Exercise description:
Pictures appear in the records below; write out everything else exactly.

Excerpted data:
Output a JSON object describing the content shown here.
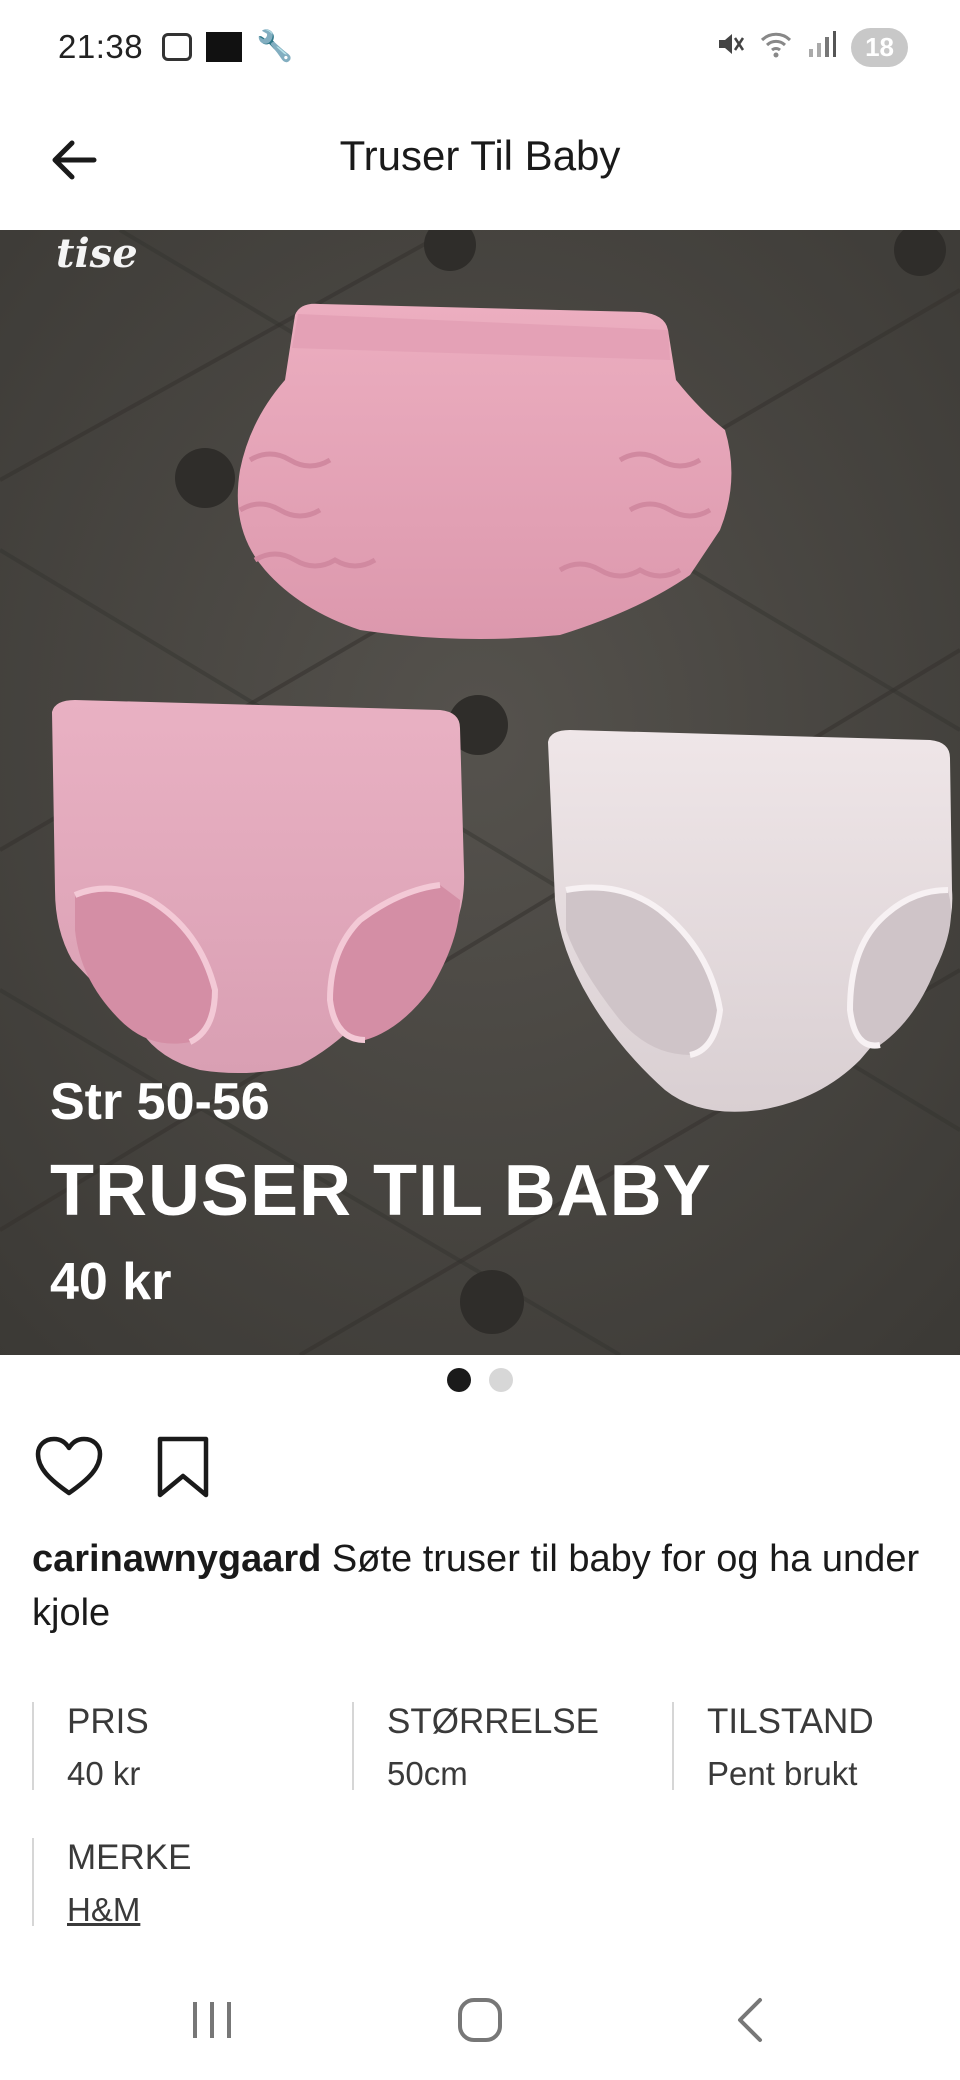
{
  "status_bar": {
    "time": "21:38",
    "left_icons": [
      "screenshot-icon",
      "app-logo-icon",
      "wrench-icon"
    ],
    "right_icons": [
      "mute-icon",
      "wifi-icon",
      "signal-icon"
    ],
    "battery_level": "18"
  },
  "header": {
    "title": "Truser Til Baby",
    "back_icon": "arrow-left-icon"
  },
  "image": {
    "watermark": "tise",
    "overlay_size": "Str 50-56",
    "overlay_title": "TRUSER TIL BABY",
    "overlay_price": "40 kr",
    "carousel_count": 2,
    "carousel_active": 0
  },
  "actions": {
    "like_icon": "heart-icon",
    "save_icon": "bookmark-icon"
  },
  "description": {
    "username": "carinawnygaard",
    "text": " Søte truser til baby for og ha under kjole"
  },
  "details": [
    {
      "label": "PRIS",
      "value": "40 kr"
    },
    {
      "label": "STØRRELSE",
      "value": "50cm"
    },
    {
      "label": "TILSTAND",
      "value": "Pent brukt"
    },
    {
      "label": "MERKE",
      "value": "H&M"
    }
  ],
  "nav_bar": {
    "recents_icon": "recents-icon",
    "home_icon": "home-icon",
    "back_icon": "back-chevron-icon"
  },
  "colors": {
    "background": "#ffffff",
    "text": "#1a1a1a",
    "muted_text": "#3a3a3a",
    "divider": "#d6d6d6",
    "dot_active": "#1a1a1a",
    "dot_inactive": "#d7d7d7"
  }
}
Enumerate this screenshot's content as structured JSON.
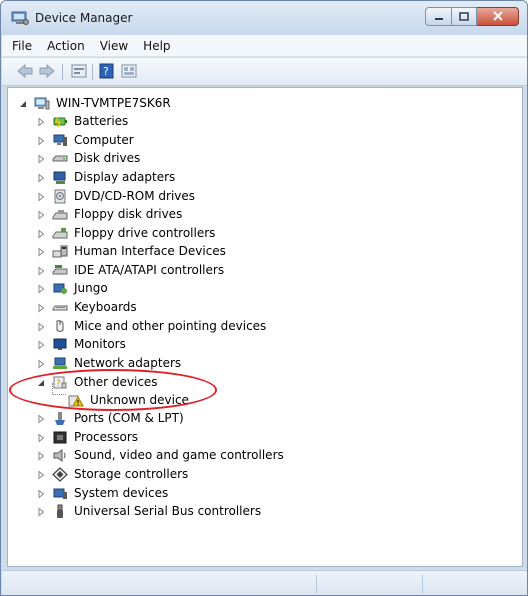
{
  "window": {
    "title": "Device Manager",
    "title_icon": "device-manager-icon",
    "caption_buttons": [
      "minimize-icon",
      "maximize-icon",
      "close-icon"
    ]
  },
  "menu": {
    "items": [
      "File",
      "Action",
      "View",
      "Help"
    ]
  },
  "toolbar": {
    "buttons": [
      "back-arrow-icon",
      "forward-arrow-icon",
      "properties-icon",
      "help-icon",
      "view-icon"
    ]
  },
  "tree": {
    "root": "WIN-TVMTPE7SK6R",
    "nodes": [
      {
        "label": "Batteries",
        "icon": "battery-icon"
      },
      {
        "label": "Computer",
        "icon": "computer-icon"
      },
      {
        "label": "Disk drives",
        "icon": "disk-drive-icon"
      },
      {
        "label": "Display adapters",
        "icon": "display-adapter-icon"
      },
      {
        "label": "DVD/CD-ROM drives",
        "icon": "dvd-drive-icon"
      },
      {
        "label": "Floppy disk drives",
        "icon": "floppy-disk-icon"
      },
      {
        "label": "Floppy drive controllers",
        "icon": "floppy-controller-icon"
      },
      {
        "label": "Human Interface Devices",
        "icon": "hid-icon"
      },
      {
        "label": "IDE ATA/ATAPI controllers",
        "icon": "ide-controller-icon"
      },
      {
        "label": "Jungo",
        "icon": "jungo-icon"
      },
      {
        "label": "Keyboards",
        "icon": "keyboard-icon"
      },
      {
        "label": "Mice and other pointing devices",
        "icon": "mouse-icon"
      },
      {
        "label": "Monitors",
        "icon": "monitor-icon"
      },
      {
        "label": "Network adapters",
        "icon": "network-adapter-icon"
      },
      {
        "label": "Other devices",
        "icon": "other-devices-icon",
        "expanded": true
      },
      {
        "label": "Unknown device",
        "icon": "unknown-device-warning-icon",
        "child": true
      },
      {
        "label": "Ports (COM & LPT)",
        "icon": "port-icon"
      },
      {
        "label": "Processors",
        "icon": "processor-icon"
      },
      {
        "label": "Sound, video and game controllers",
        "icon": "sound-icon"
      },
      {
        "label": "Storage controllers",
        "icon": "storage-controller-icon"
      },
      {
        "label": "System devices",
        "icon": "system-device-icon"
      },
      {
        "label": "Universal Serial Bus controllers",
        "icon": "usb-icon"
      }
    ]
  },
  "colors": {
    "highlight_ring": "#e0202a",
    "window_frame": "#cfdcea",
    "close_button": "#c7503a"
  }
}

Answer to the exercise:
Output a JSON object describing the content shown here.
{
  "status_bar": {
    "time": "21:38",
    "left_icons": [
      "screenshot-icon",
      "app-logo-icon",
      "wrench-icon"
    ],
    "right_icons": [
      "mute-icon",
      "wifi-icon",
      "signal-icon"
    ],
    "battery_level": "18"
  },
  "header": {
    "title": "Truser Til Baby",
    "back_icon": "arrow-left-icon"
  },
  "image": {
    "watermark": "tise",
    "overlay_size": "Str 50-56",
    "overlay_title": "TRUSER TIL BABY",
    "overlay_price": "40 kr",
    "carousel_count": 2,
    "carousel_active": 0
  },
  "actions": {
    "like_icon": "heart-icon",
    "save_icon": "bookmark-icon"
  },
  "description": {
    "username": "carinawnygaard",
    "text": " Søte truser til baby for og ha under kjole"
  },
  "details": [
    {
      "label": "PRIS",
      "value": "40 kr"
    },
    {
      "label": "STØRRELSE",
      "value": "50cm"
    },
    {
      "label": "TILSTAND",
      "value": "Pent brukt"
    },
    {
      "label": "MERKE",
      "value": "H&M"
    }
  ],
  "nav_bar": {
    "recents_icon": "recents-icon",
    "home_icon": "home-icon",
    "back_icon": "back-chevron-icon"
  },
  "colors": {
    "background": "#ffffff",
    "text": "#1a1a1a",
    "muted_text": "#3a3a3a",
    "divider": "#d6d6d6",
    "dot_active": "#1a1a1a",
    "dot_inactive": "#d7d7d7"
  }
}
Enumerate this screenshot's content as structured JSON.
{
  "window": {
    "title": "Device Manager",
    "title_icon": "device-manager-icon",
    "caption_buttons": [
      "minimize-icon",
      "maximize-icon",
      "close-icon"
    ]
  },
  "menu": {
    "items": [
      "File",
      "Action",
      "View",
      "Help"
    ]
  },
  "toolbar": {
    "buttons": [
      "back-arrow-icon",
      "forward-arrow-icon",
      "properties-icon",
      "help-icon",
      "view-icon"
    ]
  },
  "tree": {
    "root": "WIN-TVMTPE7SK6R",
    "nodes": [
      {
        "label": "Batteries",
        "icon": "battery-icon"
      },
      {
        "label": "Computer",
        "icon": "computer-icon"
      },
      {
        "label": "Disk drives",
        "icon": "disk-drive-icon"
      },
      {
        "label": "Display adapters",
        "icon": "display-adapter-icon"
      },
      {
        "label": "DVD/CD-ROM drives",
        "icon": "dvd-drive-icon"
      },
      {
        "label": "Floppy disk drives",
        "icon": "floppy-disk-icon"
      },
      {
        "label": "Floppy drive controllers",
        "icon": "floppy-controller-icon"
      },
      {
        "label": "Human Interface Devices",
        "icon": "hid-icon"
      },
      {
        "label": "IDE ATA/ATAPI controllers",
        "icon": "ide-controller-icon"
      },
      {
        "label": "Jungo",
        "icon": "jungo-icon"
      },
      {
        "label": "Keyboards",
        "icon": "keyboard-icon"
      },
      {
        "label": "Mice and other pointing devices",
        "icon": "mouse-icon"
      },
      {
        "label": "Monitors",
        "icon": "monitor-icon"
      },
      {
        "label": "Network adapters",
        "icon": "network-adapter-icon"
      },
      {
        "label": "Other devices",
        "icon": "other-devices-icon",
        "expanded": true
      },
      {
        "label": "Unknown device",
        "icon": "unknown-device-warning-icon",
        "child": true
      },
      {
        "label": "Ports (COM & LPT)",
        "icon": "port-icon"
      },
      {
        "label": "Processors",
        "icon": "processor-icon"
      },
      {
        "label": "Sound, video and game controllers",
        "icon": "sound-icon"
      },
      {
        "label": "Storage controllers",
        "icon": "storage-controller-icon"
      },
      {
        "label": "System devices",
        "icon": "system-device-icon"
      },
      {
        "label": "Universal Serial Bus controllers",
        "icon": "usb-icon"
      }
    ]
  },
  "colors": {
    "highlight_ring": "#e0202a",
    "window_frame": "#cfdcea",
    "close_button": "#c7503a"
  }
}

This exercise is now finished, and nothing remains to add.